Records>

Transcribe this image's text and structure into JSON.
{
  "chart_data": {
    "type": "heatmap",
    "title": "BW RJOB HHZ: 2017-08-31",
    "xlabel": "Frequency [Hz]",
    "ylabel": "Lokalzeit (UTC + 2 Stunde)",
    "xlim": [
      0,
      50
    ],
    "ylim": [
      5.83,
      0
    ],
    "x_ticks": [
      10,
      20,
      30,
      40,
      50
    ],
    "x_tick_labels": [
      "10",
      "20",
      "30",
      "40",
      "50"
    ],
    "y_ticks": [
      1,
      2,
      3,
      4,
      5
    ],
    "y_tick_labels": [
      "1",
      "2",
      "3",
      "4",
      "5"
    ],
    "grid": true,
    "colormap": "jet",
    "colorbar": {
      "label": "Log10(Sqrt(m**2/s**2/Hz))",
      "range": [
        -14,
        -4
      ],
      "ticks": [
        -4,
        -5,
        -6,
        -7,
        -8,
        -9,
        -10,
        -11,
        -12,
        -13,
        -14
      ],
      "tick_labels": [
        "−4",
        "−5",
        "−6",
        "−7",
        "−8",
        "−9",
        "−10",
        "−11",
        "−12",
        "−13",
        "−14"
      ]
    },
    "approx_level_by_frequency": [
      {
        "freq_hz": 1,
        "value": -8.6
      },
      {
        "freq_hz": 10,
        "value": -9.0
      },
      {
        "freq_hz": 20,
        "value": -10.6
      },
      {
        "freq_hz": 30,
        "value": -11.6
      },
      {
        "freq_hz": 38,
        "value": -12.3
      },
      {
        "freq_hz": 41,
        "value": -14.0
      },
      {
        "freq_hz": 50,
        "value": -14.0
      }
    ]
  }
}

What the task requires> Output all of the data above without any alteration.

Solution for this exercise>
Transcribe this image's text and structure into JSON.
{
  "chart_data": {
    "type": "heatmap",
    "title": "BW RJOB HHZ: 2017-08-31",
    "xlabel": "Frequency [Hz]",
    "ylabel": "Lokalzeit (UTC + 2 Stunde)",
    "xlim": [
      0,
      50
    ],
    "ylim": [
      5.83,
      0
    ],
    "x_ticks": [
      10,
      20,
      30,
      40,
      50
    ],
    "x_tick_labels": [
      "10",
      "20",
      "30",
      "40",
      "50"
    ],
    "y_ticks": [
      1,
      2,
      3,
      4,
      5
    ],
    "y_tick_labels": [
      "1",
      "2",
      "3",
      "4",
      "5"
    ],
    "grid": true,
    "colormap": "jet",
    "colorbar": {
      "label": "Log10(Sqrt(m**2/s**2/Hz))",
      "range": [
        -14,
        -4
      ],
      "ticks": [
        -4,
        -5,
        -6,
        -7,
        -8,
        -9,
        -10,
        -11,
        -12,
        -13,
        -14
      ],
      "tick_labels": [
        "−4",
        "−5",
        "−6",
        "−7",
        "−8",
        "−9",
        "−10",
        "−11",
        "−12",
        "−13",
        "−14"
      ]
    },
    "approx_level_by_frequency": [
      {
        "freq_hz": 1,
        "value": -8.6
      },
      {
        "freq_hz": 10,
        "value": -9.0
      },
      {
        "freq_hz": 20,
        "value": -10.6
      },
      {
        "freq_hz": 30,
        "value": -11.6
      },
      {
        "freq_hz": 38,
        "value": -12.3
      },
      {
        "freq_hz": 41,
        "value": -14.0
      },
      {
        "freq_hz": 50,
        "value": -14.0
      }
    ]
  }
}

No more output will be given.